Exercise: Repeat each line of the material exactly.

Data shown:
--- --- ---
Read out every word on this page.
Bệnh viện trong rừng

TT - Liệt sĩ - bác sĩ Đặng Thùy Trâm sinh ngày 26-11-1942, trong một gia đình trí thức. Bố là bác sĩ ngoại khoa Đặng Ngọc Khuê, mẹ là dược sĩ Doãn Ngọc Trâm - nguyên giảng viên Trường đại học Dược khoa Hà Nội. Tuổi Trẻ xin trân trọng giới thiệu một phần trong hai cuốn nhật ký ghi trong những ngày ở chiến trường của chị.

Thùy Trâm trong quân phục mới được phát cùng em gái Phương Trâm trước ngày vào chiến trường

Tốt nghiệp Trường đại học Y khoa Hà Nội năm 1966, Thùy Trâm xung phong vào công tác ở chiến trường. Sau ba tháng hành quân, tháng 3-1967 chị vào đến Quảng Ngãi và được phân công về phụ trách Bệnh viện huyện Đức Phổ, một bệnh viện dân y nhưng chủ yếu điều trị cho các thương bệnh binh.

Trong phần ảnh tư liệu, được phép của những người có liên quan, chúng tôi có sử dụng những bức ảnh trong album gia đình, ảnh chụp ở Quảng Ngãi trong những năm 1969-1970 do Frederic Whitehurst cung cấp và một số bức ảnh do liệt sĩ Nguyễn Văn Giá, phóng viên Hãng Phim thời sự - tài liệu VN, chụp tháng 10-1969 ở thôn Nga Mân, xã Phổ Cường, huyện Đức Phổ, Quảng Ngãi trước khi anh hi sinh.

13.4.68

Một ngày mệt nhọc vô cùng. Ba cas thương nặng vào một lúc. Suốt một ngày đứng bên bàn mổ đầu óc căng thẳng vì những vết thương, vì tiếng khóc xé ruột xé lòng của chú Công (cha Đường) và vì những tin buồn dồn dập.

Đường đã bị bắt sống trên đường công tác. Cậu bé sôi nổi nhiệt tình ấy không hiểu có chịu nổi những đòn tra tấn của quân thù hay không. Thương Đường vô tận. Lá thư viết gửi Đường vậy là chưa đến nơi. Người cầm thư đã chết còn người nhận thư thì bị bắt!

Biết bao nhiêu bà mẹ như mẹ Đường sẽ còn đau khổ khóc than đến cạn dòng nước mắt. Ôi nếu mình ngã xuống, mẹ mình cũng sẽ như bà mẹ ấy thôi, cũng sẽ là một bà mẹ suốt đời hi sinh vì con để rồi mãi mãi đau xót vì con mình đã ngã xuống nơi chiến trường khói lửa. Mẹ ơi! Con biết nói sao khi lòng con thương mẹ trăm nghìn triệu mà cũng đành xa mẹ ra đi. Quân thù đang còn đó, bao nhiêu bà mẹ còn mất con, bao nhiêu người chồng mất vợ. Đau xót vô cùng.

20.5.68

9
--- --- ---
Expected answer:
Read out every word on this page.
Bệnh viện trong rừng

TT - Liệt sĩ - bác sĩ Đặng Thùy Trâm sinh ngày 26-11-1942, trong một gia đình trí thức. Bố là bác sĩ ngoại khoa Đặng Ngọc Khuê, mẹ là dược sĩ Doãn Ngọc Trâm - nguyên giảng viên Trường đại học Dược khoa Hà Nội. Tuổi Trẻ xin trân trọng giới thiệu một phần trong hai cuốn nhật ký ghi trong những ngày ở chiến trường của chị.

Thùy Trâm trong quân phục mới được phát cùng em gái Phương Trâm trước ngày vào chiến trường

Tốt nghiệp Trường đại học Y khoa Hà Nội năm 1966, Thùy Trâm xung phong vào công tác ở chiến trường. Sau ba tháng hành quân, tháng 3-1967 chị vào đến Quảng Ngãi và được phân công về phụ trách Bệnh viện huyện Đức Phổ, một bệnh viện dân y nhưng chủ yếu điều trị cho các thương bệnh binh.

Trong phần ảnh tư liệu, được phép của những người có liên quan, chúng tôi có sử dụng những bức ảnh trong album gia đình, ảnh chụp ở Quảng Ngãi trong những năm 1969-1970 do Frederic Whitehurst cung cấp và một số bức ảnh do liệt sĩ Nguyễn Văn Giá, phóng viên Hãng Phim thời sự - tài liệu VN, chụp tháng 10-1969 ở thôn Nga Mân, xã Phổ Cường, huyện Đức Phổ, Quảng Ngãi trước khi anh hi sinh.

13.4.68

Một ngày mệt nhọc vô cùng. Ba cas thương nặng vào một lúc. Suốt một ngày đứng bên bàn mổ đầu óc căng thẳng vì những vết thương, vì tiếng khóc xé ruột xé lòng của chú Công (cha Đường) và vì những tin buồn dồn dập.

Đường đã bị bắt sống trên đường công tác. Cậu bé sôi nổi nhiệt tình ấy không hiểu có chịu nổi những đòn tra tấn của quân thù hay không. Thương Đường vô tận. Lá thư viết gửi Đường vậy là chưa đến nơi. Người cầm thư đã chết còn người nhận thư thì bị bắt!

Biết bao nhiêu bà mẹ như mẹ Đường sẽ còn đau khổ khóc than đến cạn dòng nước mắt. Ôi nếu mình ngã xuống, mẹ mình cũng sẽ như bà mẹ ấy thôi, cũng sẽ là một bà mẹ suốt đời hi sinh vì con để rồi mãi mãi đau xót vì con mình đã ngã xuống nơi chiến trường khói lửa. Mẹ ơi! Con biết nói sao khi lòng con thương mẹ trăm nghìn triệu mà cũng đành xa mẹ ra đi. Quân thù đang còn đó, bao nhiêu bà mẹ còn mất con, bao nhiêu người chồng mất vợ. Đau xót vô cùng.

20.5.68

9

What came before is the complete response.